— Begin DATASET RECORDS —

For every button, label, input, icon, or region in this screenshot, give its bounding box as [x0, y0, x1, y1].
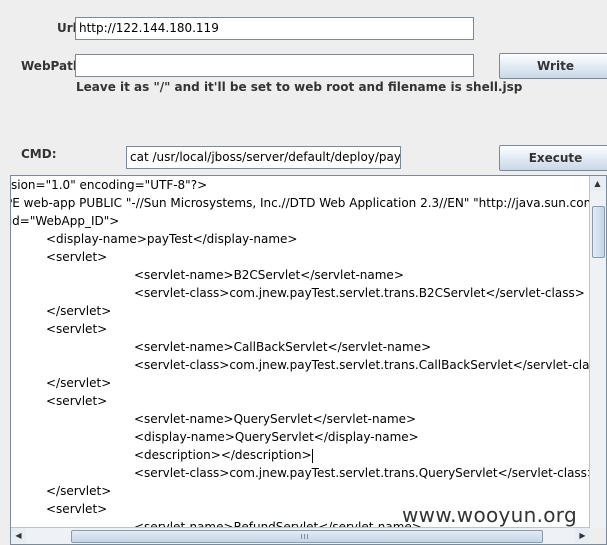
output-line: <servlet> — [46, 250, 108, 264]
grip-icon — [307, 534, 308, 539]
output-line: <servlet> — [46, 322, 108, 336]
output-content: sion="1.0" encoding="UTF-8"?> PE web-app… — [11, 176, 590, 528]
cmd-input[interactable]: cat /usr/local/jboss/server/default/depl… — [126, 146, 401, 169]
output-line: <servlet-class>com.jnew.payTest.servlet.… — [134, 286, 585, 300]
output-line: <servlet-class>com.jnew.payTest.servlet.… — [134, 358, 590, 372]
execute-button[interactable]: Execute — [499, 145, 607, 171]
output-line: <servlet> — [46, 394, 108, 408]
output-line: <description></description> — [134, 448, 312, 462]
webpath-input[interactable] — [75, 54, 474, 77]
output-line: <display-name>payTest</display-name> — [46, 232, 298, 246]
output-line: id="WebApp_ID"> — [11, 214, 120, 228]
output-line: <display-name>QueryServlet</display-name… — [134, 430, 419, 444]
horizontal-scroll-thumb[interactable] — [71, 530, 543, 543]
output-text-area[interactable]: sion="1.0" encoding="UTF-8"?> PE web-app… — [10, 175, 607, 545]
output-line: <servlet-class>com.jnew.payTest.servlet.… — [134, 466, 590, 480]
watermark: www.wooyun.org — [402, 503, 577, 527]
grip-icon — [301, 534, 302, 539]
output-line: </servlet> — [46, 376, 112, 390]
output-line: sion="1.0" encoding="UTF-8"?> — [11, 178, 208, 192]
vertical-scroll-thumb[interactable] — [592, 206, 605, 258]
output-line: <servlet> — [46, 502, 108, 516]
grip-icon — [304, 534, 305, 539]
output-line: <servlet-name>CallBackServlet</servlet-n… — [134, 340, 432, 354]
horizontal-scrollbar[interactable]: ◀ ▶ — [11, 527, 590, 544]
write-button[interactable]: Write — [499, 53, 607, 79]
scroll-corner — [590, 528, 606, 544]
scroll-up-icon[interactable]: ▲ — [590, 176, 605, 191]
text-caret — [311, 448, 313, 463]
output-line: </servlet> — [46, 484, 112, 498]
scroll-left-icon[interactable]: ◀ — [11, 528, 26, 543]
output-line: <servlet-name>B2CServlet</servlet-name> — [134, 268, 404, 282]
output-line: PE web-app PUBLIC "-//Sun Microsystems, … — [11, 196, 590, 210]
cmd-label: CMD: — [21, 147, 57, 161]
output-line-with-caret: <description></description> — [134, 446, 313, 464]
scroll-right-icon[interactable]: ▶ — [575, 528, 590, 543]
vertical-scrollbar[interactable]: ▲ — [589, 176, 606, 528]
url-input[interactable]: http://122.144.180.119 — [75, 17, 474, 40]
webpath-hint: Leave it as "/" and it'll be set to web … — [76, 80, 523, 94]
output-line: <servlet-name>QueryServlet</servlet-name… — [134, 412, 417, 426]
output-line: </servlet> — [46, 304, 112, 318]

— End DATASET RECORDS —

**EXERCISE:** Copy every line of the listing above word for word, leaving out the picture.

**TASK ANSWER:**
For every button, label, input, icon, or region in this screenshot, give its bounding box as [x0, y0, x1, y1].
output-line: <servlet> — [46, 250, 108, 264]
grip-icon — [307, 534, 308, 539]
output-line: <servlet> — [46, 322, 108, 336]
output-content: sion="1.0" encoding="UTF-8"?> PE web-app… — [11, 176, 590, 528]
cmd-input[interactable]: cat /usr/local/jboss/server/default/depl… — [126, 146, 401, 169]
output-line: <servlet-class>com.jnew.payTest.servlet.… — [134, 286, 585, 300]
output-line: <servlet-class>com.jnew.payTest.servlet.… — [134, 358, 590, 372]
execute-button[interactable]: Execute — [499, 145, 607, 171]
output-line: <servlet> — [46, 394, 108, 408]
output-line: <description></description> — [134, 448, 312, 462]
webpath-input[interactable] — [75, 54, 474, 77]
output-line: <display-name>payTest</display-name> — [46, 232, 298, 246]
output-line: id="WebApp_ID"> — [11, 214, 120, 228]
output-line: <display-name>QueryServlet</display-name… — [134, 430, 419, 444]
horizontal-scroll-thumb[interactable] — [71, 530, 543, 543]
output-text-area[interactable]: sion="1.0" encoding="UTF-8"?> PE web-app… — [10, 175, 607, 545]
output-line: <servlet-class>com.jnew.payTest.servlet.… — [134, 466, 590, 480]
watermark: www.wooyun.org — [402, 503, 577, 527]
grip-icon — [301, 534, 302, 539]
output-line: </servlet> — [46, 376, 112, 390]
output-line: sion="1.0" encoding="UTF-8"?> — [11, 178, 208, 192]
vertical-scroll-thumb[interactable] — [592, 206, 605, 258]
output-line: <servlet> — [46, 502, 108, 516]
grip-icon — [304, 534, 305, 539]
output-line: <servlet-name>CallBackServlet</servlet-n… — [134, 340, 432, 354]
horizontal-scrollbar[interactable]: ◀ ▶ — [11, 527, 590, 544]
write-button[interactable]: Write — [499, 53, 607, 79]
scroll-corner — [590, 528, 606, 544]
scroll-up-icon[interactable]: ▲ — [590, 176, 605, 191]
text-caret — [311, 448, 313, 463]
output-line: </servlet> — [46, 484, 112, 498]
scroll-left-icon[interactable]: ◀ — [11, 528, 26, 543]
output-line: <servlet-name>B2CServlet</servlet-name> — [134, 268, 404, 282]
output-line: PE web-app PUBLIC "-//Sun Microsystems, … — [11, 196, 590, 210]
cmd-label: CMD: — [21, 147, 57, 161]
output-line-with-caret: <description></description> — [134, 446, 313, 464]
scroll-right-icon[interactable]: ▶ — [575, 528, 590, 543]
vertical-scrollbar[interactable]: ▲ — [589, 176, 606, 528]
url-input[interactable]: http://122.144.180.119 — [75, 17, 474, 40]
webpath-hint: Leave it as "/" and it'll be set to web … — [76, 80, 523, 94]
output-line: <servlet-name>QueryServlet</servlet-name… — [134, 412, 417, 426]
output-line: </servlet> — [46, 304, 112, 318]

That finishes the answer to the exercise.